╔══

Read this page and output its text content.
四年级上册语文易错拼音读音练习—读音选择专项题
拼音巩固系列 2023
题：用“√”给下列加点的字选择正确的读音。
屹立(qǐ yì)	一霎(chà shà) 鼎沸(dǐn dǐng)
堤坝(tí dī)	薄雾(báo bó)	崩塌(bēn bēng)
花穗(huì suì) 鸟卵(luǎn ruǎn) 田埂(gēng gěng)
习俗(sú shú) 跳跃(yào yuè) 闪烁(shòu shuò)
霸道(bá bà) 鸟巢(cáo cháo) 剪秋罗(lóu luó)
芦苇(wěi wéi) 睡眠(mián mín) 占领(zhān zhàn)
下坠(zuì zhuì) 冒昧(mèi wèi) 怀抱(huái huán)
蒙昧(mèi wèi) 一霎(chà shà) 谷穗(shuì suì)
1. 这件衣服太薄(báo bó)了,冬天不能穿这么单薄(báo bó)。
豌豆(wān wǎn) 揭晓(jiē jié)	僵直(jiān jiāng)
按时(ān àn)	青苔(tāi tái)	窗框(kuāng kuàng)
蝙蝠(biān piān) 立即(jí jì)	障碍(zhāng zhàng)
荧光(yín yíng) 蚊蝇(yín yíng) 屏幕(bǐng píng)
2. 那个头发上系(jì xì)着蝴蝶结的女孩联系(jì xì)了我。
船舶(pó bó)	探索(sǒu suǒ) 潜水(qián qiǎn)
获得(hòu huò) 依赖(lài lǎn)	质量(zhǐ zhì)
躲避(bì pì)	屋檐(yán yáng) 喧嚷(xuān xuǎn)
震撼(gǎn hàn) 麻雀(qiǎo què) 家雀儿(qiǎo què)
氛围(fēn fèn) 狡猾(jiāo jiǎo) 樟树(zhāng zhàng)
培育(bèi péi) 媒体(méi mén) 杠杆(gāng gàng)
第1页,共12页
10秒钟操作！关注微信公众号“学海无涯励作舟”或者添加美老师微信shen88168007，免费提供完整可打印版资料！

╚══

TASK REQUIREMENTS: Go through the entries and repeat each one exactly.

COMPLETED TASK:
Read this page and output its text content.
四年级上册语文易错拼音读音练习—读音选择专项题
拼音巩固系列 2023
题：用“√”给下列加点的字选择正确的读音。
屹立(qǐ yì)	一霎(chà shà) 鼎沸(dǐn dǐng)
堤坝(tí dī)	薄雾(báo bó)	崩塌(bēn bēng)
花穗(huì suì) 鸟卵(luǎn ruǎn) 田埂(gēng gěng)
习俗(sú shú) 跳跃(yào yuè) 闪烁(shòu shuò)
霸道(bá bà) 鸟巢(cáo cháo) 剪秋罗(lóu luó)
芦苇(wěi wéi) 睡眠(mián mín) 占领(zhān zhàn)
下坠(zuì zhuì) 冒昧(mèi wèi) 怀抱(huái huán)
蒙昧(mèi wèi) 一霎(chà shà) 谷穗(shuì suì)
1. 这件衣服太薄(báo bó)了,冬天不能穿这么单薄(báo bó)。
豌豆(wān wǎn) 揭晓(jiē jié)	僵直(jiān jiāng)
按时(ān àn)	青苔(tāi tái)	窗框(kuāng kuàng)
蝙蝠(biān piān) 立即(jí jì)	障碍(zhāng zhàng)
荧光(yín yíng) 蚊蝇(yín yíng) 屏幕(bǐng píng)
2. 那个头发上系(jì xì)着蝴蝶结的女孩联系(jì xì)了我。
船舶(pó bó)	探索(sǒu suǒ) 潜水(qián qiǎn)
获得(hòu huò) 依赖(lài lǎn)	质量(zhǐ zhì)
躲避(bì pì)	屋檐(yán yáng) 喧嚷(xuān xuǎn)
震撼(gǎn hàn) 麻雀(qiǎo què) 家雀儿(qiǎo què)
氛围(fēn fèn) 狡猾(jiāo jiǎo) 樟树(zhāng zhàng)
培育(bèi péi) 媒体(méi mén) 杠杆(gāng gàng)
第1页,共12页
10秒钟操作！关注微信公众号“学海无涯励作舟”或者添加美老师微信shen88168007，免费提供完整可打印版资料！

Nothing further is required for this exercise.